Recorded data:
>> BEGIN

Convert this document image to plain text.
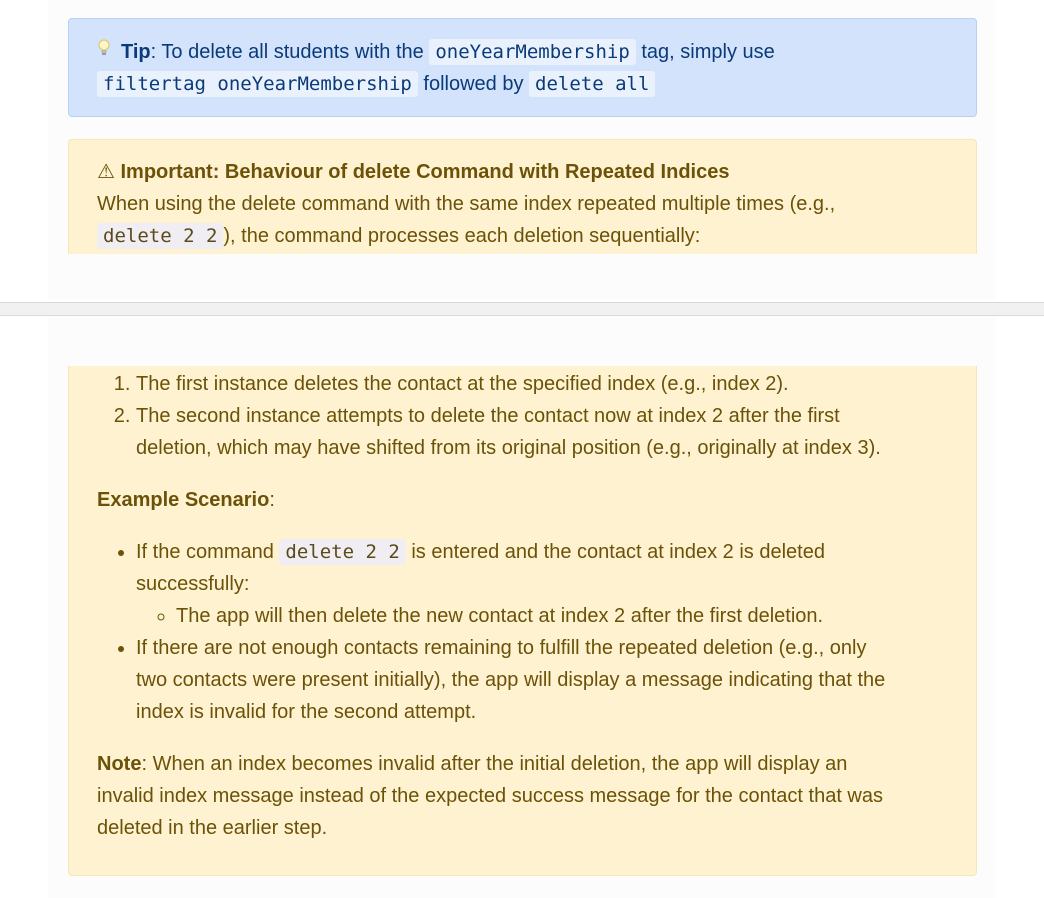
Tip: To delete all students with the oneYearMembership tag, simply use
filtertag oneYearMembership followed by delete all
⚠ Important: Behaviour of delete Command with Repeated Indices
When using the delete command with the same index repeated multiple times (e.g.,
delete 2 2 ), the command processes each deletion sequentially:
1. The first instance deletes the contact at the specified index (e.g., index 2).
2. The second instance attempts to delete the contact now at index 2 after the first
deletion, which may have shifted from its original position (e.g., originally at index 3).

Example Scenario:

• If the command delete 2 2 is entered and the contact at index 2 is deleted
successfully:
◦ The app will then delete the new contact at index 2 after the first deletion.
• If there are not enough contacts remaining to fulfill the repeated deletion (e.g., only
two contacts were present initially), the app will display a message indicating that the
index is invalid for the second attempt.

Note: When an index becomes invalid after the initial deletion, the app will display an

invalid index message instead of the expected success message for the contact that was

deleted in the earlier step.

>> END

**EXERCISE DESCRIPTION**. Leave out the pictures and transcribe the entries above exactly.

**RESULT**.
Convert this document image to plain text.
Tip: To delete all students with the oneYearMembership tag, simply use
filtertag oneYearMembership followed by delete all
⚠ Important: Behaviour of delete Command with Repeated Indices
When using the delete command with the same index repeated multiple times (e.g.,
delete 2 2 ), the command processes each deletion sequentially:
1. The first instance deletes the contact at the specified index (e.g., index 2).
2. The second instance attempts to delete the contact now at index 2 after the first
deletion, which may have shifted from its original position (e.g., originally at index 3).

Example Scenario:

• If the command delete 2 2 is entered and the contact at index 2 is deleted
successfully:
◦ The app will then delete the new contact at index 2 after the first deletion.
• If there are not enough contacts remaining to fulfill the repeated deletion (e.g., only
two contacts were present initially), the app will display a message indicating that the
index is invalid for the second attempt.

Note: When an index becomes invalid after the initial deletion, the app will display an

invalid index message instead of the expected success message for the contact that was

deleted in the earlier step.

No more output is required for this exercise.